Records supplied:
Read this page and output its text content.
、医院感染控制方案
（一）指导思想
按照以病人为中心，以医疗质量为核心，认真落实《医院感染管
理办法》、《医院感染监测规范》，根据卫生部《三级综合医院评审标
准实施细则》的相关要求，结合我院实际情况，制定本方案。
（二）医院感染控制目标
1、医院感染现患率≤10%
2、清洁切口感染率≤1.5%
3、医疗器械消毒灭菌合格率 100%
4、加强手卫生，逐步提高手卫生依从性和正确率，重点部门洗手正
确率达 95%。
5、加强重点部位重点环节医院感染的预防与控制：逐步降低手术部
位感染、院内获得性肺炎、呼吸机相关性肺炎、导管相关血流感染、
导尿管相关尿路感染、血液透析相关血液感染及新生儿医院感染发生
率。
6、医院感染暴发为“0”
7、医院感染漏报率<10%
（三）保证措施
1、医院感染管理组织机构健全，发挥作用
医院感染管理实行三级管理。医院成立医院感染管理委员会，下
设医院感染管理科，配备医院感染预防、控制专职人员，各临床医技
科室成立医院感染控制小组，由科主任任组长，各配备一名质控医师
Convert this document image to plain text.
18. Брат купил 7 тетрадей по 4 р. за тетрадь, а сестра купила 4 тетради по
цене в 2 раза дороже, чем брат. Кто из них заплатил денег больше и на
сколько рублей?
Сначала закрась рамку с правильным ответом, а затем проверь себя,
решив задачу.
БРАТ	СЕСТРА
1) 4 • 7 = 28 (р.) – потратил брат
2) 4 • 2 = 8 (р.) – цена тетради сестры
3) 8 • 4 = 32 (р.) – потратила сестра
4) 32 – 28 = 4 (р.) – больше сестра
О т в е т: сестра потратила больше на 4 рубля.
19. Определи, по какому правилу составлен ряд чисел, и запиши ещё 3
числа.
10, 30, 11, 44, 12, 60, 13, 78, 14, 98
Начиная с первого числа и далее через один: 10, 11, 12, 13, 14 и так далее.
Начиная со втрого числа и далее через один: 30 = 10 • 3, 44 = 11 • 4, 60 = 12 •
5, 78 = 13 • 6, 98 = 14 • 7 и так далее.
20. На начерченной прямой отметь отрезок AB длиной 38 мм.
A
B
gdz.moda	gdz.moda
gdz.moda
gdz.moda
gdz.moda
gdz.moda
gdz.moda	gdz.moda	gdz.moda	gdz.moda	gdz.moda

Exercise:
Gather each line that holds "далее".

Worked answer:
Начиная с первого числа и далее через один: 10, 11, 12, 13, 14 и так далее.
Начиная со втрого числа и далее через один: 30 = 10 • 3, 44 = 11 • 4, 60 = 12 •
5, 78 = 13 • 6, 98 = 14 • 7 и так далее.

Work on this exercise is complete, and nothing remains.